### Your objective
Give a verbatim copy of the lines below, minus the pictures.

### Data section
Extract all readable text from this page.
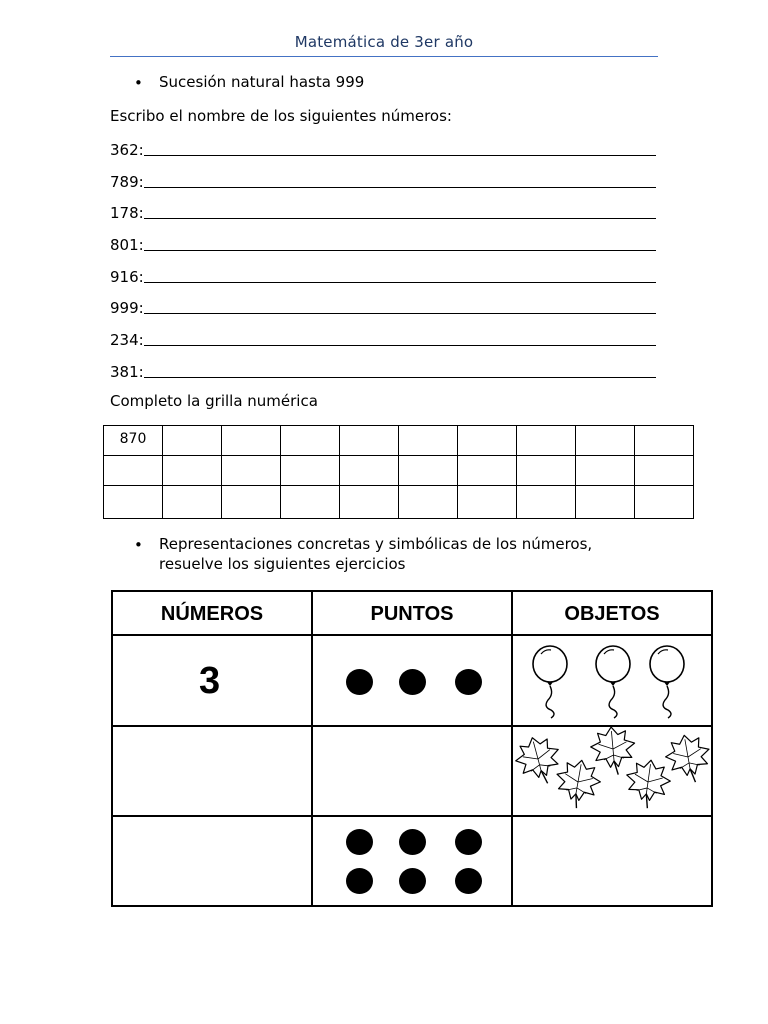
Matemática de 3er año
• Sucesión natural hasta 999
Escribo el nombre de los siguientes números:
362:
789:
178:
801:
916:
999:
234:
381:
Completo la grilla numérica
870									

• Representaciones concretas y simbólicas de los números,
resuelve los siguientes ejercicios
NÚMEROS	PUNTOS	OBJETOS
3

### Written response
Extract all readable text from this page.
Matemática de 3er año
• Sucesión natural hasta 999
Escribo el nombre de los siguientes números:
362:
789:
178:
801:
916:
999:
234:
381:
Completo la grilla numérica
870									

• Representaciones concretas y simbólicas de los números,
resuelve los siguientes ejercicios
NÚMEROS	PUNTOS	OBJETOS
3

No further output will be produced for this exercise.